- _Given records_:
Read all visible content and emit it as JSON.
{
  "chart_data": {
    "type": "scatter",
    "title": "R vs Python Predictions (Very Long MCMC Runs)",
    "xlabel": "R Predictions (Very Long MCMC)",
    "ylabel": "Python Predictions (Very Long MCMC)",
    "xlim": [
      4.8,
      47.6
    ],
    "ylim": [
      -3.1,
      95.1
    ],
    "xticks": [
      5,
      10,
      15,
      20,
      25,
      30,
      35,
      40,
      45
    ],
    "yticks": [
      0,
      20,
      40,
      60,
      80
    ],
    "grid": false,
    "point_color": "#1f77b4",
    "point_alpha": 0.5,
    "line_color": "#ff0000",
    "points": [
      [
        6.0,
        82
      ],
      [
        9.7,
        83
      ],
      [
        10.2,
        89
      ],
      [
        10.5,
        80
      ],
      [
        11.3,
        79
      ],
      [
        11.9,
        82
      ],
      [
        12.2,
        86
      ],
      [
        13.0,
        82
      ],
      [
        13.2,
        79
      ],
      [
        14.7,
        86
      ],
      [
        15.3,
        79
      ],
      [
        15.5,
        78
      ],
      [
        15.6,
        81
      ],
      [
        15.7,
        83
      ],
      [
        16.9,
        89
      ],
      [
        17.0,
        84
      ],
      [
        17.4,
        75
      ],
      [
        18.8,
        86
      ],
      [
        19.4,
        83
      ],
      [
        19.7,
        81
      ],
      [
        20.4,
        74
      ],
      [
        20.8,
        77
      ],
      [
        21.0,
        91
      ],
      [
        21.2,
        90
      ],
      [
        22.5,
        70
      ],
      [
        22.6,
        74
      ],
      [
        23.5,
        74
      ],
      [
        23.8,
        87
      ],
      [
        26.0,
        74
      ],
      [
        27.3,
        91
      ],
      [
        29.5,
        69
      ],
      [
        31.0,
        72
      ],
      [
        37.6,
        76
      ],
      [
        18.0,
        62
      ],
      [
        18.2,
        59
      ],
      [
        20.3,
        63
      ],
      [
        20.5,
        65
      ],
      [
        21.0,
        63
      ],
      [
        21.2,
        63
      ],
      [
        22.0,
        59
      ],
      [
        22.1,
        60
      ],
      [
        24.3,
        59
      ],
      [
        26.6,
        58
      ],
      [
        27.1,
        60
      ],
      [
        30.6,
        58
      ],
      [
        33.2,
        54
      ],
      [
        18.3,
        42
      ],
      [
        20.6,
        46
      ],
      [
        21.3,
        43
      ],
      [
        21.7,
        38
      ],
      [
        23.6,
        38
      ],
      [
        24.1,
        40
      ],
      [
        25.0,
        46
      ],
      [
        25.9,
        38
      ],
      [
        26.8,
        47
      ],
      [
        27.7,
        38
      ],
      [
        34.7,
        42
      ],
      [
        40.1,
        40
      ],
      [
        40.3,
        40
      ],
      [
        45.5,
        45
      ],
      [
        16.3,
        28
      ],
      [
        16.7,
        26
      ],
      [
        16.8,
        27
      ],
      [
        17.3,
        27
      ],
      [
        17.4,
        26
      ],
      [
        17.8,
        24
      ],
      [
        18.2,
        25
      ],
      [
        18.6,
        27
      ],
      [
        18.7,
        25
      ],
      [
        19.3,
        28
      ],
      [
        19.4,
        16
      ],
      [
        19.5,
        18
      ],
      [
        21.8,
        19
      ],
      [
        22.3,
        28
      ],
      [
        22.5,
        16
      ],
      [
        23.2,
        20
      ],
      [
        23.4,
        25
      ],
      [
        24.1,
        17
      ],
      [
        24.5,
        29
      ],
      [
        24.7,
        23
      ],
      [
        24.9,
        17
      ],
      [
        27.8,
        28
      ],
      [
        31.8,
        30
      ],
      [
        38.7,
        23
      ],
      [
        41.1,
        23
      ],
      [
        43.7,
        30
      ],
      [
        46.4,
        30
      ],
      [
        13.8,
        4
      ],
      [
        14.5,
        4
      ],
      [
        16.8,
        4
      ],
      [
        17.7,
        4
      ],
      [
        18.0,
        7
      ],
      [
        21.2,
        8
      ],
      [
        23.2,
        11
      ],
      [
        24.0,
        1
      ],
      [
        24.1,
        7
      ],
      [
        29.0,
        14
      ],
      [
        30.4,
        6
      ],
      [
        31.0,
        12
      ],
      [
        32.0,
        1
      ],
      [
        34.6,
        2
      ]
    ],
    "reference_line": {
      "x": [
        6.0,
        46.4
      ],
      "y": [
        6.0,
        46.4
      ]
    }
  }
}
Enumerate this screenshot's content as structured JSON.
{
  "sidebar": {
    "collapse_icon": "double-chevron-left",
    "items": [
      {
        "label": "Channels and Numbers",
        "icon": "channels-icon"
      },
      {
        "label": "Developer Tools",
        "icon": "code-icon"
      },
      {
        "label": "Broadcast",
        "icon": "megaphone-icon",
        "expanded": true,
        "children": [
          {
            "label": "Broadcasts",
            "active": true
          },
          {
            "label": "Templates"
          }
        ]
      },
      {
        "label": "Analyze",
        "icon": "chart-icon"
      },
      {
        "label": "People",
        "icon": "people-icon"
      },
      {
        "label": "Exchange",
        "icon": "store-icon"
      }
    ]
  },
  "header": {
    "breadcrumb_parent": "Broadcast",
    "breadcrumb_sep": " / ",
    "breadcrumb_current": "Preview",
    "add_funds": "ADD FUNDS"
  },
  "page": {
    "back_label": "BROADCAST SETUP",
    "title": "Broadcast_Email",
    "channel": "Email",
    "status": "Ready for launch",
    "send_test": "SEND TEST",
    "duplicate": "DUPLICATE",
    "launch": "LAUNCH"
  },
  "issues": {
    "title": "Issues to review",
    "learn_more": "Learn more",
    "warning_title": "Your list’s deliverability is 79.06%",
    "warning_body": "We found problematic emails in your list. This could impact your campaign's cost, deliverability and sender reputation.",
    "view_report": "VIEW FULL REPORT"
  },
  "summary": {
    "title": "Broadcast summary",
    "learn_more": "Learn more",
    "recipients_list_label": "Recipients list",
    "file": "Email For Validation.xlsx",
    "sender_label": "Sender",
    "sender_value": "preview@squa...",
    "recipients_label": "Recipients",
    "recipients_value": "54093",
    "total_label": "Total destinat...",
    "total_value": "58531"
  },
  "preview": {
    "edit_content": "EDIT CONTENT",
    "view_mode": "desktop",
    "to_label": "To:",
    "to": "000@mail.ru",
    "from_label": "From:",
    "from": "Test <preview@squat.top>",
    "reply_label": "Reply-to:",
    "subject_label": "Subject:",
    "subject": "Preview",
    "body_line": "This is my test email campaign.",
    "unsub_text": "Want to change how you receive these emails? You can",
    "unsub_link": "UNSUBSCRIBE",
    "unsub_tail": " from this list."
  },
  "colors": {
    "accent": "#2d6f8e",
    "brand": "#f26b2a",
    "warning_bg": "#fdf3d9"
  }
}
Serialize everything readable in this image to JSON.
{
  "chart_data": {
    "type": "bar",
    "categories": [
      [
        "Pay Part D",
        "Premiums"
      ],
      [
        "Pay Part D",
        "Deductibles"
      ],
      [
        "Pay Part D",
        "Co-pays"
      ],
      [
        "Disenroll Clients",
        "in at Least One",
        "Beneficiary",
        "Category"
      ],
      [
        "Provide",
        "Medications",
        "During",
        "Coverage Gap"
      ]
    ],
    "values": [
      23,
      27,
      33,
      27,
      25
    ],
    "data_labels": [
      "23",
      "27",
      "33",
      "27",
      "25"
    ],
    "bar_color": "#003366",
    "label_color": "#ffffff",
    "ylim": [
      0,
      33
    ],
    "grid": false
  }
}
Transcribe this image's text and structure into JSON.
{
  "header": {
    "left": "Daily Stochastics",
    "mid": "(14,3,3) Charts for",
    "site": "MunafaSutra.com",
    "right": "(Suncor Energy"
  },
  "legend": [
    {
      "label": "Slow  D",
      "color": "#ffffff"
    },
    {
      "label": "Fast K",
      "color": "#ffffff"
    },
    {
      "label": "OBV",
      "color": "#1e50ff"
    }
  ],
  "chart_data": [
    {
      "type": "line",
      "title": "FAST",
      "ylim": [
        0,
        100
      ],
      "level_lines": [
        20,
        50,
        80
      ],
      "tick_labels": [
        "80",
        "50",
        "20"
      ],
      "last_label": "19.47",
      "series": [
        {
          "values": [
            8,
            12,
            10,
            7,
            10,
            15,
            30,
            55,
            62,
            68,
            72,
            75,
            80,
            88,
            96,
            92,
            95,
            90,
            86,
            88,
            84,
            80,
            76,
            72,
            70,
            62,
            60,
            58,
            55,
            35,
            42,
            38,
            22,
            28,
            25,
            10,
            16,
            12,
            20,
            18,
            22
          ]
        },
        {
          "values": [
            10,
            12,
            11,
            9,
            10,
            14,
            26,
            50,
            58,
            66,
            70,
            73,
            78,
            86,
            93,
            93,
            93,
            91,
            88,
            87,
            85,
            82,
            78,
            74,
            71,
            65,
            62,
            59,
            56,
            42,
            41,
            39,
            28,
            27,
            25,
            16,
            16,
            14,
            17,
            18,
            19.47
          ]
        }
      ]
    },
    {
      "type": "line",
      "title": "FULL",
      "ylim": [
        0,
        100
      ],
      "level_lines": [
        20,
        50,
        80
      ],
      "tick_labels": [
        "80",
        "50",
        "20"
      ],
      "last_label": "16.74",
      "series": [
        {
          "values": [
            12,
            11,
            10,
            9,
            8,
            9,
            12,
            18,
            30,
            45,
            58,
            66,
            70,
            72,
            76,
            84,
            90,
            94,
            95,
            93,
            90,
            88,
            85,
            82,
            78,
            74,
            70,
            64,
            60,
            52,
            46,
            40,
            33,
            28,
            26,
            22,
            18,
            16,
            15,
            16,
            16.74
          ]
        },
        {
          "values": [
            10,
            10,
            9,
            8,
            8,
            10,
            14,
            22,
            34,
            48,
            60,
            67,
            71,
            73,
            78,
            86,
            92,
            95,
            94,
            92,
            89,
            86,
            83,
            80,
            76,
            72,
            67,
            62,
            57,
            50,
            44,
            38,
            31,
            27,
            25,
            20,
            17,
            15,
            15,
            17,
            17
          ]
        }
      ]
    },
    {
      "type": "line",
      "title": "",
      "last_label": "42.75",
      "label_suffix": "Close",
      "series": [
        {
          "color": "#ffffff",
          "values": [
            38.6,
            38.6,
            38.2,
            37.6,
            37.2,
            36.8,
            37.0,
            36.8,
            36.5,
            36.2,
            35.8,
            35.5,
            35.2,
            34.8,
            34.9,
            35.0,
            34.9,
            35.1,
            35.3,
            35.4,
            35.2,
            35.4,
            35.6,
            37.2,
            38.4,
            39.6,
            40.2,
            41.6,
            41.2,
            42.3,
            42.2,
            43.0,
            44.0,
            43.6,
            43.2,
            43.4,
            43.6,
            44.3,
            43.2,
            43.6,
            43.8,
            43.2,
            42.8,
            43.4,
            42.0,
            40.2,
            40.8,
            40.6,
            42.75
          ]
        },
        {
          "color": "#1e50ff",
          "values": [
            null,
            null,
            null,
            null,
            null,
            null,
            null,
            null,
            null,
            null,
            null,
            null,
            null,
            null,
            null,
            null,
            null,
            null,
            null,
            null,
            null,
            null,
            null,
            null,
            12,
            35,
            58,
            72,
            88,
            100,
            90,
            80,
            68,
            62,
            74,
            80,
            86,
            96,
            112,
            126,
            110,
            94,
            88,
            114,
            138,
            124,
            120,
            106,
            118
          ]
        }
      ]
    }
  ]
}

- _Exercise_:
Read through the entries and copy every line that includes "MCMC".

- _Solution_:
    "title": "R vs Python Predictions (Very Long MCMC Runs)",
    "xlabel": "R Predictions (Very Long MCMC)",
    "ylabel": "Python Predictions (Very Long MCMC)",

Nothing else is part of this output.